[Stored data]
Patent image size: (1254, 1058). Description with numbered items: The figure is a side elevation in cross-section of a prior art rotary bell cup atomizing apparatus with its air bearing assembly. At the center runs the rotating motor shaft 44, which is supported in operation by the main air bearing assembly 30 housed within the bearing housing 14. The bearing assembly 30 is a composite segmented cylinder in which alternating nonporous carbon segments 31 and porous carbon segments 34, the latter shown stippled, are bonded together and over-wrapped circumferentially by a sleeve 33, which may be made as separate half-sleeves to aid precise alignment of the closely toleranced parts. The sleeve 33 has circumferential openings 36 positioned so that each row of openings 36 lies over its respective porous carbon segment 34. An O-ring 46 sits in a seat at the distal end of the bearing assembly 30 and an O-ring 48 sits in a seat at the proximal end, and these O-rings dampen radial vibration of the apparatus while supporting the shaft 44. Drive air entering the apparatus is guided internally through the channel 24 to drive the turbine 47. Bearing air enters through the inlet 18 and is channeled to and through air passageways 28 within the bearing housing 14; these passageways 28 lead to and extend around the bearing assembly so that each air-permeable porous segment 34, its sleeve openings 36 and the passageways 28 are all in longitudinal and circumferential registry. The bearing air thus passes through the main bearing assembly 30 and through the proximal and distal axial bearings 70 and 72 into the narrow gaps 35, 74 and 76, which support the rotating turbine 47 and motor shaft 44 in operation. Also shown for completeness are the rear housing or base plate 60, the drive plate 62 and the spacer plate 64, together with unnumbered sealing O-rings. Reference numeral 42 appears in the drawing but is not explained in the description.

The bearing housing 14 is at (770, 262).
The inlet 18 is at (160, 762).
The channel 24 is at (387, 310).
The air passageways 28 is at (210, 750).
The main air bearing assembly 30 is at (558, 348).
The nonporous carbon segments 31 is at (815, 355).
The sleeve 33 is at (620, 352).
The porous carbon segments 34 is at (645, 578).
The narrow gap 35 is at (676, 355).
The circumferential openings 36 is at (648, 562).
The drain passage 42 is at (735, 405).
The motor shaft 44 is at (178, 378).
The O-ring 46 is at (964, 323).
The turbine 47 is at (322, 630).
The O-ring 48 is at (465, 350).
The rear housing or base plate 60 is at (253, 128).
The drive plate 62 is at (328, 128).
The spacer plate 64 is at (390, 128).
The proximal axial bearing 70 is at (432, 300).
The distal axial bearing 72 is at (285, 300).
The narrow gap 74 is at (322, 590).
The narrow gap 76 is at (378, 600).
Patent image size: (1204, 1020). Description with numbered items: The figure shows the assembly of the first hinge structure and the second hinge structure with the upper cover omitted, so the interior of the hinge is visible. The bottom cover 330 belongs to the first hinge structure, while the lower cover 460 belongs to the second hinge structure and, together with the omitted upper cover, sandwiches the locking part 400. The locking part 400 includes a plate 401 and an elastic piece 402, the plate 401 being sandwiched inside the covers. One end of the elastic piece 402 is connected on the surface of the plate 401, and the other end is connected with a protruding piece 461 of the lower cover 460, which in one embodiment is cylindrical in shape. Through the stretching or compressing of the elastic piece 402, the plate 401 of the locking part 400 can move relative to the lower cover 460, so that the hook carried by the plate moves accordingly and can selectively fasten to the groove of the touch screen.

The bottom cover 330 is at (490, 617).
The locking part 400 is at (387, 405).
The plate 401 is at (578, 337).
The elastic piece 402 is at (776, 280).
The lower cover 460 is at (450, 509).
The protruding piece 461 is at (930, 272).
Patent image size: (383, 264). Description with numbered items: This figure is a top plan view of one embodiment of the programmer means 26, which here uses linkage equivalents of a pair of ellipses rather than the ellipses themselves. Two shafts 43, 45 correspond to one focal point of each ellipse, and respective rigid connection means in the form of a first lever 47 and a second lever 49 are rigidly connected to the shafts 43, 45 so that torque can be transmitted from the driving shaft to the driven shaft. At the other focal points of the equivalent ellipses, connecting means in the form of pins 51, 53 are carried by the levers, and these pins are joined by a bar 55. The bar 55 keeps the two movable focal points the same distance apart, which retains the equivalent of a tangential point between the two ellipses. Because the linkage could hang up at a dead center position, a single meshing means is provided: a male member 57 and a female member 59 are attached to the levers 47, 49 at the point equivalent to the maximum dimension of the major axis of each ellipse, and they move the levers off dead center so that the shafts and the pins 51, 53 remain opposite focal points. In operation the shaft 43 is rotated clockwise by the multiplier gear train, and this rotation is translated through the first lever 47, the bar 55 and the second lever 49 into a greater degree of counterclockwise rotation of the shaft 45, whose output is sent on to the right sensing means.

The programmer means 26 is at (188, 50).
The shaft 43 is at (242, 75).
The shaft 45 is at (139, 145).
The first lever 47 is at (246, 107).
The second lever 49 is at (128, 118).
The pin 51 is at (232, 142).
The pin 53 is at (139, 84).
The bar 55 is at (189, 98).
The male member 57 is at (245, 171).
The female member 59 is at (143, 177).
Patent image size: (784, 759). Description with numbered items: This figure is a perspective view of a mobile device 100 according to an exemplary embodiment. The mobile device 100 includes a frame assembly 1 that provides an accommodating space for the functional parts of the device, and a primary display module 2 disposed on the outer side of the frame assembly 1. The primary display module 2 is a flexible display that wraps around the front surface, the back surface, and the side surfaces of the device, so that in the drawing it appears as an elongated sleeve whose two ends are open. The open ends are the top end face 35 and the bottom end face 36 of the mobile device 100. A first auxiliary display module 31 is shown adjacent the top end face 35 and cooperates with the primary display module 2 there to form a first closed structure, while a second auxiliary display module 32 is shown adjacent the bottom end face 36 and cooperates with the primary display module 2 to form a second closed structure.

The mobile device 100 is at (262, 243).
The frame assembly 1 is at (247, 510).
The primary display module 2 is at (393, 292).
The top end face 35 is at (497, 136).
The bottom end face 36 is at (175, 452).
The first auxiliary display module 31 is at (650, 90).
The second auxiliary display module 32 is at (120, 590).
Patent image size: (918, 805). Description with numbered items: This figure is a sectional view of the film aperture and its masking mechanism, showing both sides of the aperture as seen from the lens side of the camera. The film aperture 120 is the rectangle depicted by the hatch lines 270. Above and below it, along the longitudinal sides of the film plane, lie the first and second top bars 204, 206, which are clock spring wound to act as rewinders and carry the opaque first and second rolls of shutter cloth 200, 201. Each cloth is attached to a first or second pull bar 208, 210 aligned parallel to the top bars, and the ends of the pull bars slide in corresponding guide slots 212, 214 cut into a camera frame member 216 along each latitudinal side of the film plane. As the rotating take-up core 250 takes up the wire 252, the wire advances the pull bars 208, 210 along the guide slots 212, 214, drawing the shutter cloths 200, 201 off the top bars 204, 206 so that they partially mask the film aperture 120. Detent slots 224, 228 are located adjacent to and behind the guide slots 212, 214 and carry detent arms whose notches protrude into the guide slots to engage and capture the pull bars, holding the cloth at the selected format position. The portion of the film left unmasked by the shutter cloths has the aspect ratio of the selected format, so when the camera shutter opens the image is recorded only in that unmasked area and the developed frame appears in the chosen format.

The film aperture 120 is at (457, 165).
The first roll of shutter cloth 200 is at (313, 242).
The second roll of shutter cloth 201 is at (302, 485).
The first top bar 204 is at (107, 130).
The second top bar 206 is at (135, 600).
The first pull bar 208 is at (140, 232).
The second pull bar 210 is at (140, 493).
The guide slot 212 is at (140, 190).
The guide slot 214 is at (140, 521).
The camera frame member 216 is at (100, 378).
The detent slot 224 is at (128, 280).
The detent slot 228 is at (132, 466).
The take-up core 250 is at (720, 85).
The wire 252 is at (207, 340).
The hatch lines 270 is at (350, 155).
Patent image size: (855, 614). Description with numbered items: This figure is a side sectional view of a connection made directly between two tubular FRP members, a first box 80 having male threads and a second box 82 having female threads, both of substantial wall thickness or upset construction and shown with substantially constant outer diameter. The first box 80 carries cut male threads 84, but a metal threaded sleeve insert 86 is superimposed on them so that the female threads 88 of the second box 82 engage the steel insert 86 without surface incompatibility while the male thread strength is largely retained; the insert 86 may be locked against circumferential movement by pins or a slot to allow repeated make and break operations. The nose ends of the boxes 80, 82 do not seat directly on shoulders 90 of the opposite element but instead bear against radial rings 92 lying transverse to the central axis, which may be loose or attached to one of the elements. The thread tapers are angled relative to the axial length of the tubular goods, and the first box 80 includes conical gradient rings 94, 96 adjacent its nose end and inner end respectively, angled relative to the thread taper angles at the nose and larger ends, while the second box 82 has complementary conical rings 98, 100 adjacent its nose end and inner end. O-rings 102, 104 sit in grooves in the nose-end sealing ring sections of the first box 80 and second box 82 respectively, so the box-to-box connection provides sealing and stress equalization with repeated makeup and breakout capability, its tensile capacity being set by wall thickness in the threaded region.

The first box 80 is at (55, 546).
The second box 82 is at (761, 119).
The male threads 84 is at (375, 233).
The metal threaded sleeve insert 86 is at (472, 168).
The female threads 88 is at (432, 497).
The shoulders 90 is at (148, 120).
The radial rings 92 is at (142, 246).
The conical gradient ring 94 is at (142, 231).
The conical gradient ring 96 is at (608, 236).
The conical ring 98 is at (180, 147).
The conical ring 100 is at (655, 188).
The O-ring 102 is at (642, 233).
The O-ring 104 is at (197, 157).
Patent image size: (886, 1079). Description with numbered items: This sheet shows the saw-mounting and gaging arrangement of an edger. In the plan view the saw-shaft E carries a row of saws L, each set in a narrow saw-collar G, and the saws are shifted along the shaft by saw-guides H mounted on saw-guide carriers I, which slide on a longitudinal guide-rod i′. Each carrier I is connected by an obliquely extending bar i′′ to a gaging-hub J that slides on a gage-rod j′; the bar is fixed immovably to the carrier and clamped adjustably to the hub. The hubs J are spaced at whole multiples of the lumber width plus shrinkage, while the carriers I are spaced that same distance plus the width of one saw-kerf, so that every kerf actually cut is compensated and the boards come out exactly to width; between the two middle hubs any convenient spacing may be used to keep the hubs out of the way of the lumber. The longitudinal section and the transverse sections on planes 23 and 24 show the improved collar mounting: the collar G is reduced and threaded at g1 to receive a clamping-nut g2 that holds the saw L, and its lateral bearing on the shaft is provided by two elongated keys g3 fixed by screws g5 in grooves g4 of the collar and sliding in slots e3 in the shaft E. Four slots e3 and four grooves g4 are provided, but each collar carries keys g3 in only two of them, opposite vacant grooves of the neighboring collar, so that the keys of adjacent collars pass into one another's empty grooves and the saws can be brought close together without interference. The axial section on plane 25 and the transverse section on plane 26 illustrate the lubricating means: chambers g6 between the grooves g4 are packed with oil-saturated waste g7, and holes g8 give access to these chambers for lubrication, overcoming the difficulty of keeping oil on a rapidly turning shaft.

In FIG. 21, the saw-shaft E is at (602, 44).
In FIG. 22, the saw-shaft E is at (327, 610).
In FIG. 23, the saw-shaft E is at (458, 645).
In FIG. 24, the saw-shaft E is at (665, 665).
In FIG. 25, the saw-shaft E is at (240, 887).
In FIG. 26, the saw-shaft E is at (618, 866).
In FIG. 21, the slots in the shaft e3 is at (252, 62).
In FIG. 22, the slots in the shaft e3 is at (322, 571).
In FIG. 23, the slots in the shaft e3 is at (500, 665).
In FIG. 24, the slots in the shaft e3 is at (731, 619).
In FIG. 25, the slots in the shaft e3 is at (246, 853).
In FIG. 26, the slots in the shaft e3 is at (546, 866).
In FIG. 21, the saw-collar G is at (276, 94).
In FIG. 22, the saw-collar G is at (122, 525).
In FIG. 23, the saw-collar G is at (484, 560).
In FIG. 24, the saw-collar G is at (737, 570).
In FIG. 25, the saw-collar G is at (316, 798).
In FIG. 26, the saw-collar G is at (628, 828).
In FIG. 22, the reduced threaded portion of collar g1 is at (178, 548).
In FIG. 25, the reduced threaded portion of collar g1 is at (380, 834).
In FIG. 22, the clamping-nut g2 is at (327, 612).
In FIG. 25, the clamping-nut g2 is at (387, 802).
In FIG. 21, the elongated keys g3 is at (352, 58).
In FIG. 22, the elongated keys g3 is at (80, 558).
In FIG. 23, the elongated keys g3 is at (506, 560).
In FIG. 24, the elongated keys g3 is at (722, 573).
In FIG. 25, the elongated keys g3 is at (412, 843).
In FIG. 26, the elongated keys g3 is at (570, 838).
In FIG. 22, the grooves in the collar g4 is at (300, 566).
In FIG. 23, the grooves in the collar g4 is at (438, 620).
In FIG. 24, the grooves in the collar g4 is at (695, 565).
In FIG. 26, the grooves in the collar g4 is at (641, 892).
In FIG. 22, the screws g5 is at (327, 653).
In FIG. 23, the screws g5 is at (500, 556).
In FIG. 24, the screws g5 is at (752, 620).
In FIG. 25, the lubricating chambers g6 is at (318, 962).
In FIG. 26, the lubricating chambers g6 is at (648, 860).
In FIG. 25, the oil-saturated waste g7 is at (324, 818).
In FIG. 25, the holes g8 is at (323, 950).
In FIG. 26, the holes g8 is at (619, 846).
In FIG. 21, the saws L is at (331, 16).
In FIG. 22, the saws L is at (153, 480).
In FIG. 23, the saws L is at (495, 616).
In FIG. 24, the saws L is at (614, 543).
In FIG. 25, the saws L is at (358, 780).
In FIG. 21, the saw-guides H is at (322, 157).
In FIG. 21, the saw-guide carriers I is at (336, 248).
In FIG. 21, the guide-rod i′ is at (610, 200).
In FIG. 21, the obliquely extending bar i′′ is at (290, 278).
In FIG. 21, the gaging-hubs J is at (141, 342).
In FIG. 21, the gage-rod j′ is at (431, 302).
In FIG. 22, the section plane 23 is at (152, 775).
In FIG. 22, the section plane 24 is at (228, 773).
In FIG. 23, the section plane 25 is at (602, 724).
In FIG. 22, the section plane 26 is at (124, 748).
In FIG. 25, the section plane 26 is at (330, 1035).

- _WRITTEN REQUEST_: Reproduce without alteration the portion of the entries above that begins with the line containing "Patent image size: (1204, 1020)." and ends with the line containing "The locking part 400 is at (387, 405).", including both of those lines.

- _RESULT_:
Patent image size: (1204, 1020). Description with numbered items: The figure shows the assembly of the first hinge structure and the second hinge structure with the upper cover omitted, so the interior of the hinge is visible. The bottom cover 330 belongs to the first hinge structure, while the lower cover 460 belongs to the second hinge structure and, together with the omitted upper cover, sandwiches the locking part 400. The locking part 400 includes a plate 401 and an elastic piece 402, the plate 401 being sandwiched inside the covers. One end of the elastic piece 402 is connected on the surface of the plate 401, and the other end is connected with a protruding piece 461 of the lower cover 460, which in one embodiment is cylindrical in shape. Through the stretching or compressing of the elastic piece 402, the plate 401 of the locking part 400 can move relative to the lower cover 460, so that the hook carried by the plate moves accordingly and can selectively fasten to the groove of the touch screen.

The bottom cover 330 is at (490, 617).
The locking part 400 is at (387, 405).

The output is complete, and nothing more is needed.